* [INSTRUCTION]
Please transcribe the records precisely; pictures stay out of your copy.

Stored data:
▼▼▼

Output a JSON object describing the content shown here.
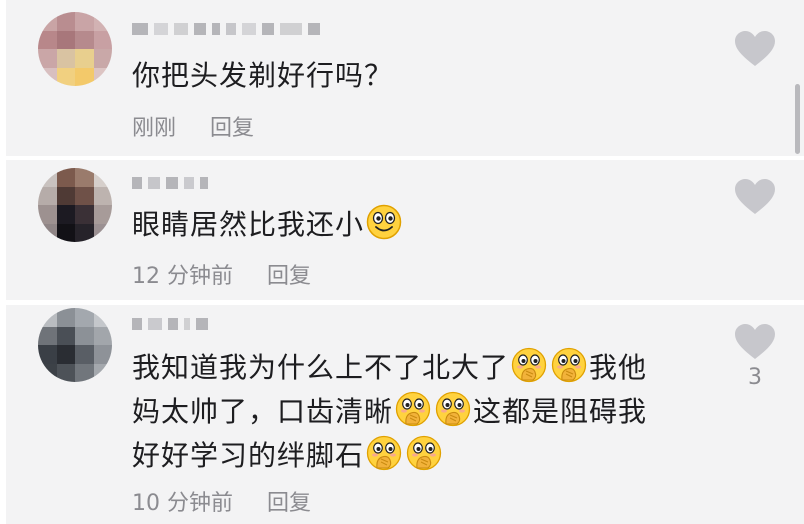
{
  "comments": [
    {
      "text_lines": [
        "你把头发剃好行吗？"
      ],
      "time": "刚刚",
      "reply_label": "回复",
      "like_count": ""
    },
    {
      "text_lines": [
        "眼睛居然比我还小"
      ],
      "time": "12 分钟前",
      "reply_label": "回复",
      "like_count": ""
    },
    {
      "text_lines": [
        "我知道我为什么上不了北大了",
        "我他",
        "妈太帅了，口齿清晰",
        "这都是阻碍我",
        "好好学习的绊脚石"
      ],
      "time": "10 分钟前",
      "reply_label": "回复",
      "like_count": "3"
    }
  ],
  "icons": {
    "like": "heart-icon",
    "smile": "smiling-face-emoji",
    "cover": "covering-mouth-emoji"
  },
  "colors": {
    "background": "#f3f3f4",
    "text": "#1d1d20",
    "meta": "#8b8b90",
    "like": "#c7c7cc"
  }
}
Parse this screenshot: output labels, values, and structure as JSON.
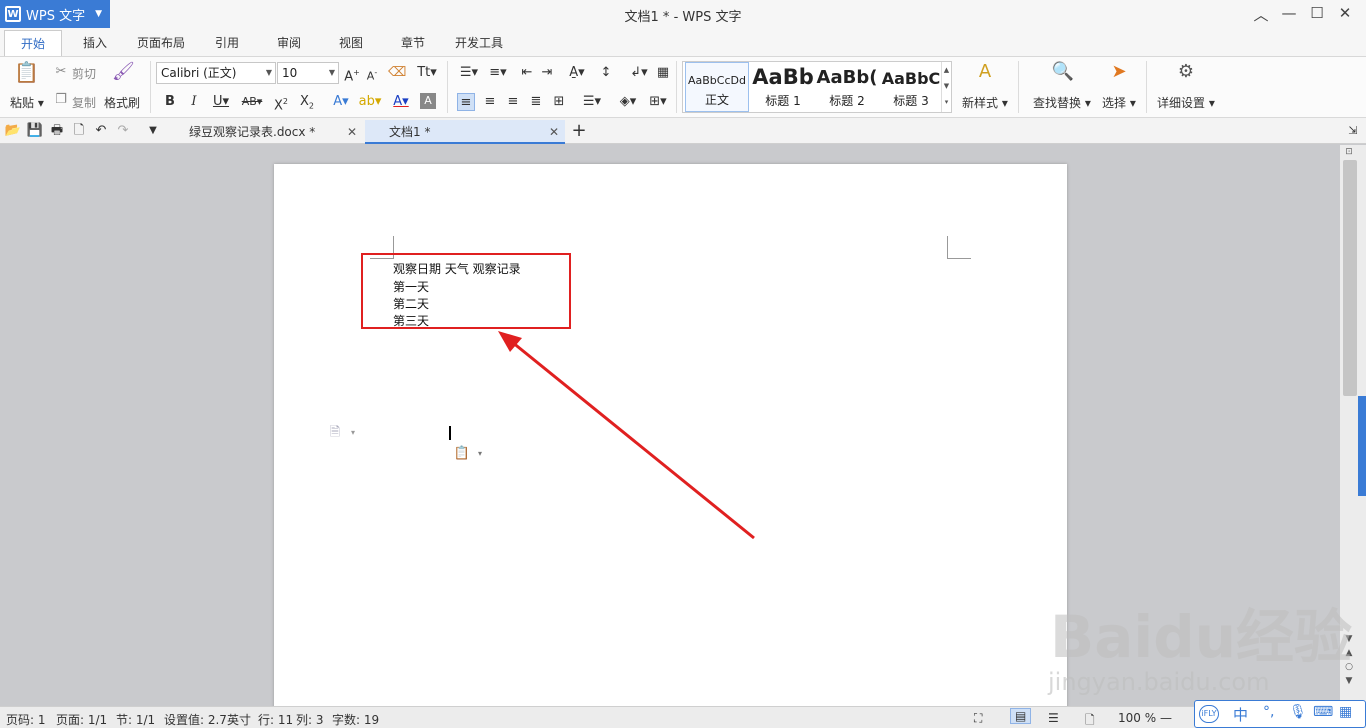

▲▲▲

* [RESULT]
Output a JSON object describing the content shown here.
{
  "comments": [
    {
      "text_lines": [
        "你把头发剃好行吗？"
      ],
      "time": "刚刚",
      "reply_label": "回复",
      "like_count": ""
    },
    {
      "text_lines": [
        "眼睛居然比我还小"
      ],
      "time": "12 分钟前",
      "reply_label": "回复",
      "like_count": ""
    },
    {
      "text_lines": [
        "我知道我为什么上不了北大了",
        "我他",
        "妈太帅了，口齿清晰",
        "这都是阻碍我",
        "好好学习的绊脚石"
      ],
      "time": "10 分钟前",
      "reply_label": "回复",
      "like_count": "3"
    }
  ],
  "icons": {
    "like": "heart-icon",
    "smile": "smiling-face-emoji",
    "cover": "covering-mouth-emoji"
  },
  "colors": {
    "background": "#f3f3f4",
    "text": "#1d1d20",
    "meta": "#8b8b90",
    "like": "#c7c7cc"
  }
}
Parse this screenshot: output labels, values, and structure as JSON.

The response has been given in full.